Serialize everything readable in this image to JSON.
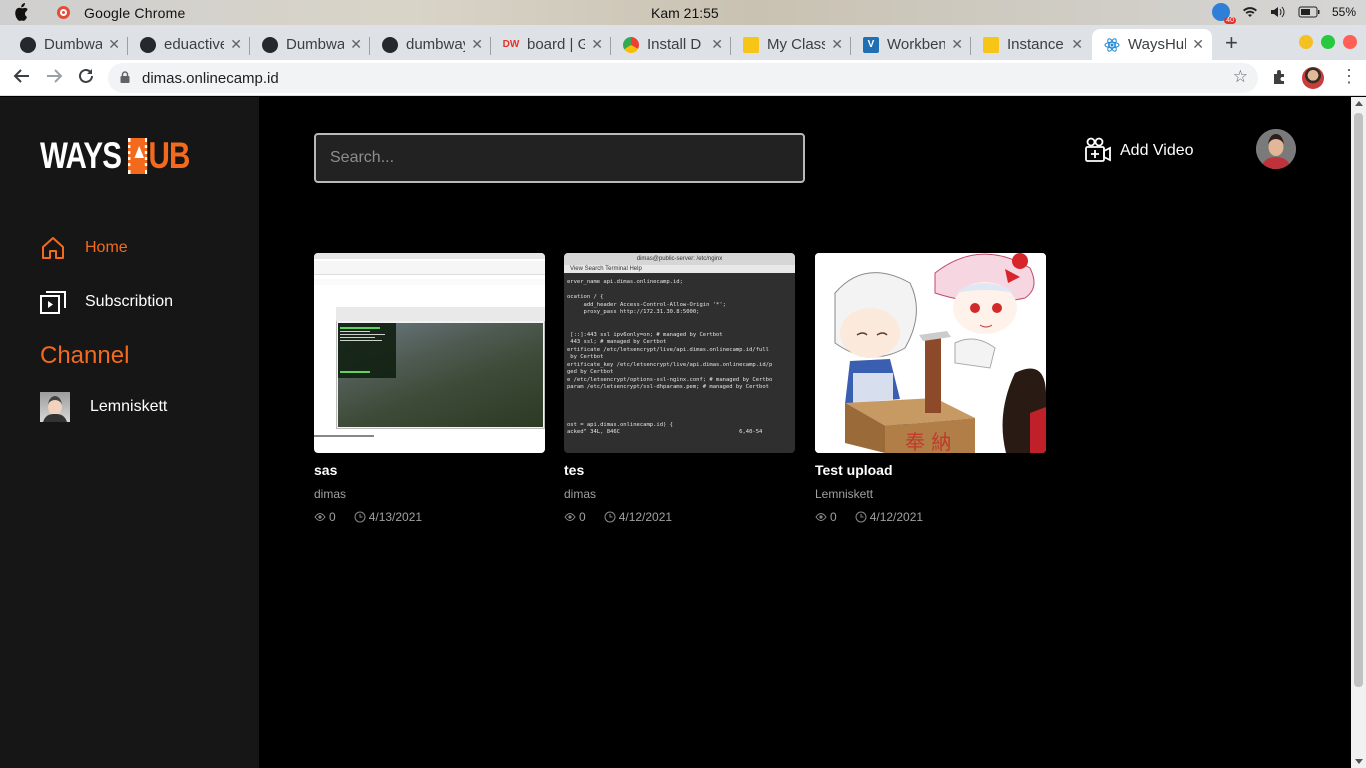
{
  "os": {
    "app_name": "Google Chrome",
    "clock": "Kam 21:55",
    "battery": "55%",
    "notification_count": "40"
  },
  "browser": {
    "tabs": [
      {
        "title": "Dumbways",
        "icon": "github-icon"
      },
      {
        "title": "eduactive",
        "icon": "github-icon"
      },
      {
        "title": "Dumbways",
        "icon": "github-icon"
      },
      {
        "title": "dumbways",
        "icon": "github-icon"
      },
      {
        "title": "board | G",
        "icon": "trello-icon"
      },
      {
        "title": "Install D",
        "icon": "chrome-icon"
      },
      {
        "title": "My Class",
        "icon": "box-icon"
      },
      {
        "title": "Workbench",
        "icon": "v-icon"
      },
      {
        "title": "Instance",
        "icon": "box-icon"
      },
      {
        "title": "WaysHub",
        "icon": "react-icon"
      }
    ],
    "url": "dimas.onlinecamp.id"
  },
  "app": {
    "logo_left": "WAYS",
    "logo_right": "UB",
    "nav": [
      {
        "label": "Home",
        "icon": "home-icon",
        "active": true
      },
      {
        "label": "Subscribtion",
        "icon": "subscription-icon",
        "active": false
      }
    ],
    "channel_heading": "Channel",
    "channels": [
      {
        "name": "Lemniskett"
      }
    ],
    "search_placeholder": "Search...",
    "add_video_label": "Add Video",
    "accent_color": "#f36a1d",
    "videos": [
      {
        "title": "sas",
        "author": "dimas",
        "views": "0",
        "date": "4/13/2021"
      },
      {
        "title": "tes",
        "author": "dimas",
        "views": "0",
        "date": "4/12/2021"
      },
      {
        "title": "Test upload",
        "author": "Lemniskett",
        "views": "0",
        "date": "4/12/2021"
      }
    ]
  },
  "thumbnails": {
    "tes": {
      "window_title": "dimas@public-server: /etc/nginx",
      "menu": "View  Search  Terminal  Help",
      "terminal_text": "erver_name api.dimas.onlinecamp.id;\n\nocation / {\n     add_header Access-Control-Allow-Origin '*';\n     proxy_pass http://172.31.30.8:5000;\n\n\n [::]:443 ssl ipv6only=on; # managed by Certbot\n 443 ssl; # managed by Certbot\nertificate /etc/letsencrypt/live/api.dimas.onlinecamp.id/full\n by Certbot\nertificate_key /etc/letsencrypt/live/api.dimas.onlinecamp.id/p\nged by Certbot\ne /etc/letsencrypt/options-ssl-nginx.conf; # managed by Certbo\nparam /etc/letsencrypt/ssl-dhparams.pem; # managed by Certbot\n\n\n\n\nost = api.dimas.onlinecamp.id) {\nacked\" 34L, 846C                                    6,40-54"
    }
  }
}
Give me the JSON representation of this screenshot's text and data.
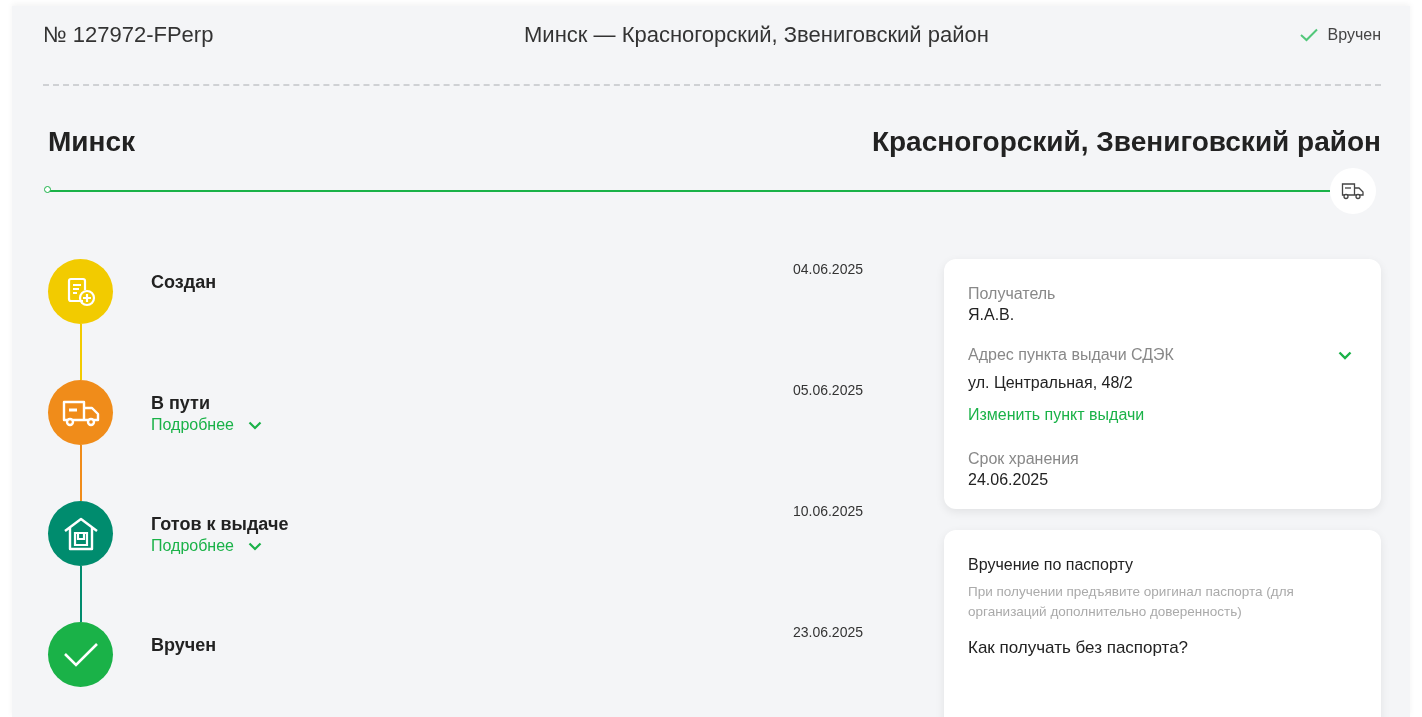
{
  "header": {
    "order_number": "№ 127972-FPerp",
    "route": "Минск — Красногорский, Звениговский район",
    "status": "Вручен"
  },
  "route": {
    "from": "Минск",
    "to": "Красногорский, Звениговский район"
  },
  "steps": [
    {
      "kind": "created",
      "title": "Создан",
      "date": "04.06.2025",
      "color": "#f2cb00"
    },
    {
      "kind": "transit",
      "title": "В пути",
      "date": "05.06.2025",
      "color": "#f08c1a",
      "details": {
        "label": "Подробнее",
        "expanded": false
      }
    },
    {
      "kind": "ready",
      "title": "Готов к выдаче",
      "date": "10.06.2025",
      "color": "#008c6e",
      "details": {
        "label": "Подробнее",
        "expanded": false
      }
    },
    {
      "kind": "delivered",
      "title": "Вручен",
      "date": "23.06.2025",
      "color": "#1ab248"
    }
  ],
  "info_card": {
    "recipient_label": "Получатель",
    "recipient": "Я.А.В.",
    "address_label": "Адрес пункта выдачи СДЭК",
    "address_expanded": false,
    "address": "ул. Центральная, 48/2",
    "change_link": "Изменить пункт выдачи",
    "storage_label": "Срок хранения",
    "storage_until": "24.06.2025"
  },
  "passport_card": {
    "title": "Вручение по паспорту",
    "note": "При получении предъявите оригинал паспорта (для организаций дополнительно доверенность)",
    "question": "Как получать без паспорта?"
  }
}
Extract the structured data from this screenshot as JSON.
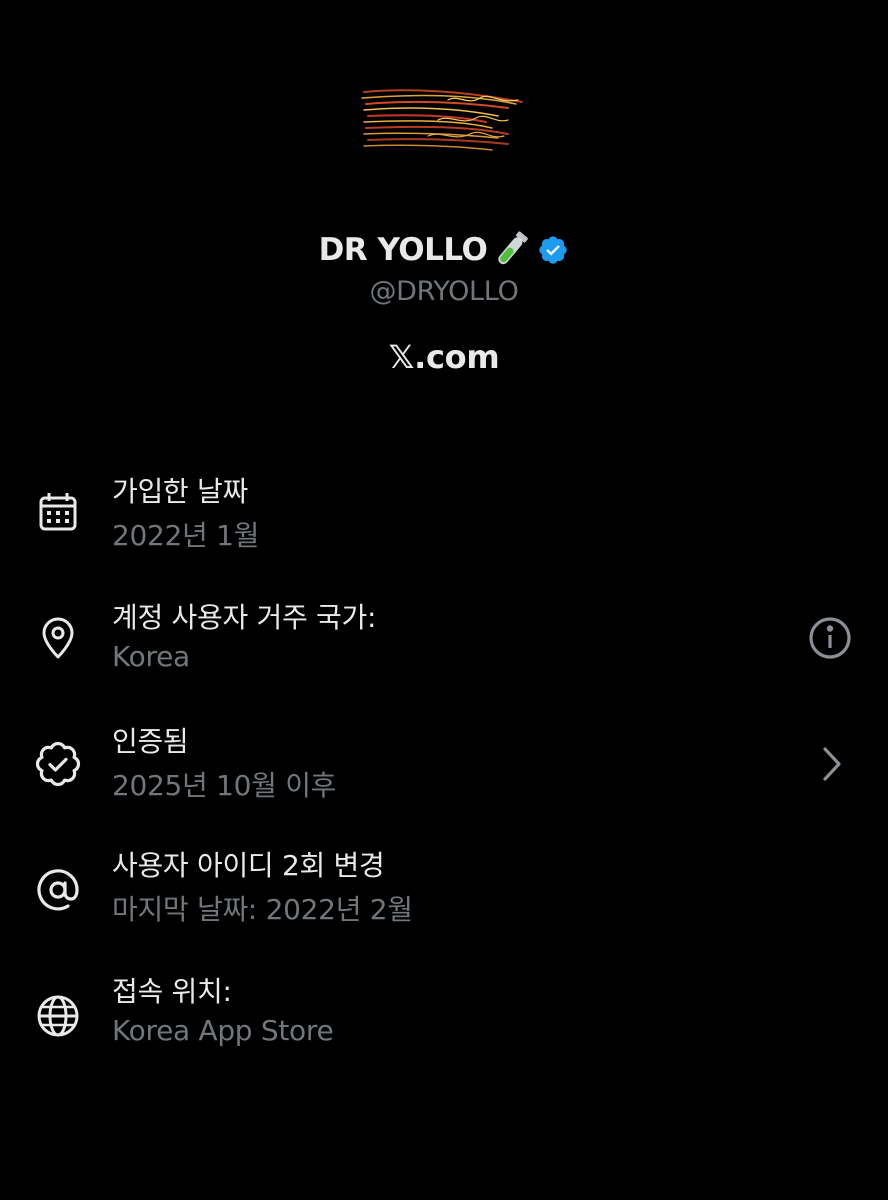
{
  "profile": {
    "display_name": "DR YOLLO",
    "handle": "@DRYOLLO",
    "source": "𝕏.com",
    "avatar_icon": "red-yellow-streak-logo",
    "name_emoji": "test-tube-icon",
    "verified_badge": "verified-badge-icon",
    "verified_color": "#1d9bf0"
  },
  "items": [
    {
      "icon": "calendar-icon",
      "title": "가입한 날짜",
      "subtitle": "2022년 1월"
    },
    {
      "icon": "location-pin-icon",
      "title": "계정 사용자 거주 국가:",
      "subtitle": "Korea",
      "trailing_icon": "info-icon"
    },
    {
      "icon": "verified-check-icon",
      "title": "인증됨",
      "subtitle": "2025년 10월 이후",
      "trailing_icon": "chevron-right-icon"
    },
    {
      "icon": "at-sign-icon",
      "title": "사용자 아이디 2회 변경",
      "subtitle": "마지막 날짜: 2022년 2월"
    },
    {
      "icon": "globe-icon",
      "title": "접속 위치:",
      "subtitle": "Korea App Store"
    }
  ],
  "colors": {
    "background": "#000000",
    "primary_text": "#e7e9ea",
    "secondary_text": "#71767b"
  }
}
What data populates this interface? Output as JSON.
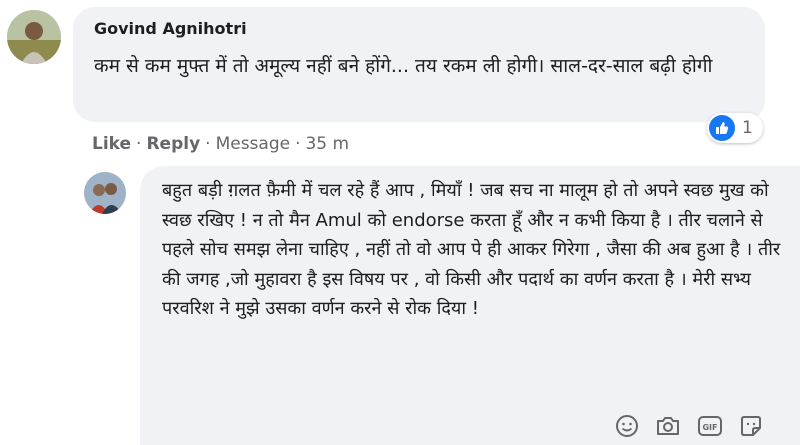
{
  "comment": {
    "author": "Govind Agnihotri",
    "text": "कम से कम मुफ्त में तो अमूल्य नहीं बने होंगे... तय रकम ली होगी। साल-दर-साल बढ़ी होगी",
    "avatar_icon": "profile-photo",
    "actions": {
      "like": "Like",
      "dot1": "·",
      "reply": "Reply",
      "dot2": "·",
      "message": "Message",
      "dot3": "·",
      "time": "35 m"
    },
    "reaction": {
      "icon": "like-icon",
      "count": "1",
      "color": "#1877f2"
    }
  },
  "reply_draft": {
    "avatar_icon": "profile-photo",
    "text": "बहुत बड़ी ग़लत फ़ैमी में चल रहे हैं आप , मियाँ ! जब सच ना मालूम हो तो अपने स्वछ मुख को स्वछ रखिए ! न तो मैन Amul को endorse करता हूँ और न कभी किया है । तीर चलाने से पहले सोच समझ लेना चाहिए , नहीं तो वो आप पे ही आकर गिरेगा , जैसा की अब हुआ है । तीर की जगह ,जो मुहावरा है इस विषय पर , वो किसी और पदार्थ का वर्णन करता है । मेरी सभ्य परवरिश ने मुझे उसका वर्णन करने से रोक दिया !",
    "toolbar_icons": [
      "emoji-icon",
      "camera-icon",
      "gif-icon",
      "sticker-icon"
    ],
    "gif_label": "GIF"
  },
  "colors": {
    "bubble_bg": "#f0f2f5",
    "meta_text": "#65676b",
    "primary_text": "#1c1e21"
  }
}
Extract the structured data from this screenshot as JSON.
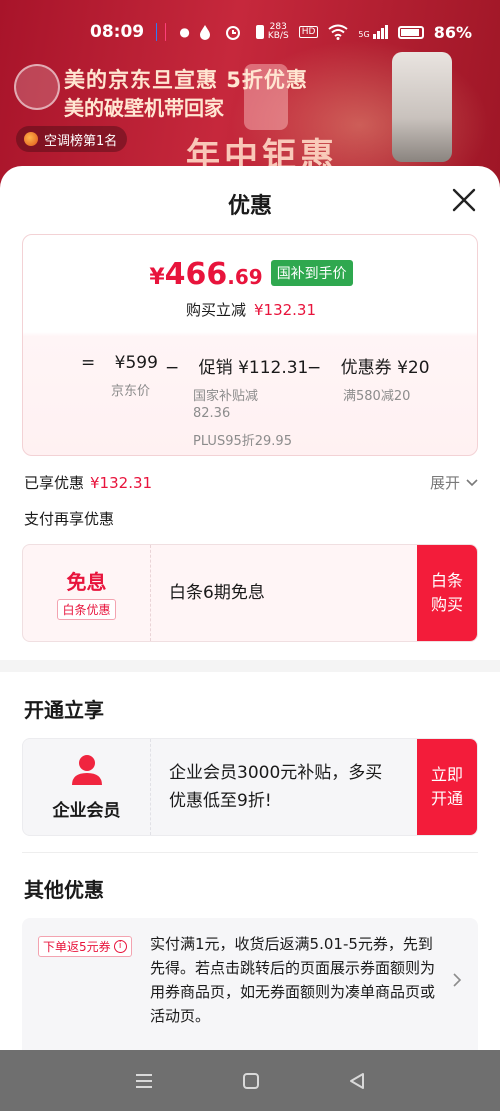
{
  "status_bar": {
    "time": "08:09",
    "net_speed_top": "283",
    "net_speed_unit": "KB/S",
    "hd": "HD",
    "signal_label": "5G",
    "battery": "86%"
  },
  "background": {
    "promo_line1": "美的京东旦宣惠 5折优惠",
    "promo_line2": "美的破壁机带回家",
    "rank_pill": "空调榜第1名",
    "banner_text": "年中钜惠"
  },
  "sheet": {
    "title": "优惠",
    "price_card": {
      "yen": "¥",
      "price_int": "466",
      "price_dec": ".69",
      "tag": "国补到手价",
      "reduce_label": "购买立减",
      "reduce_amount": "¥132.31",
      "formula": {
        "eq": "=",
        "base_value": "¥599",
        "base_label": "京东价",
        "minus1": "−",
        "promo_label": "促销",
        "promo_value": "¥112.31",
        "promo_sub1": "国家补贴减",
        "promo_sub1_value": "82.36",
        "promo_sub2": "PLUS95折29.95",
        "minus2": "−",
        "coupon_label": "优惠券",
        "coupon_value": "¥20",
        "coupon_sub": "满580减20"
      }
    },
    "enjoyed_label": "已享优惠",
    "enjoyed_amount": "¥132.31",
    "expand_label": "展开",
    "pay_more_label": "支付再享优惠",
    "baitiao_offer": {
      "title": "免息",
      "tag": "白条优惠",
      "desc": "白条6期免息",
      "button_line1": "白条",
      "button_line2": "购买"
    },
    "open_section_title": "开通立享",
    "enterprise_offer": {
      "label": "企业会员",
      "desc_line1": "企业会员3000元补贴，多买",
      "desc_line2": "优惠低至9折!",
      "button_line1": "立即",
      "button_line2": "开通"
    },
    "other_section_title": "其他优惠",
    "other_offer": {
      "tag": "下单返5元券",
      "info_icon_glyph": "i",
      "desc": "实付满1元，收货后返满5.01-5元券，先到先得。若点击跳转后的页面展示券面额则为用券商品页，如无券面额则为凑单商品页或活动页。"
    }
  },
  "colors": {
    "accent_red": "#e8143c",
    "button_red": "#f31c3a",
    "tag_green": "#2fa84f"
  }
}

_ _ _

● **EXERCISE AIM**
In the entries above, count every line containing the word "dimas". Write only the total.

● **RESULT OF THIS TASK**
5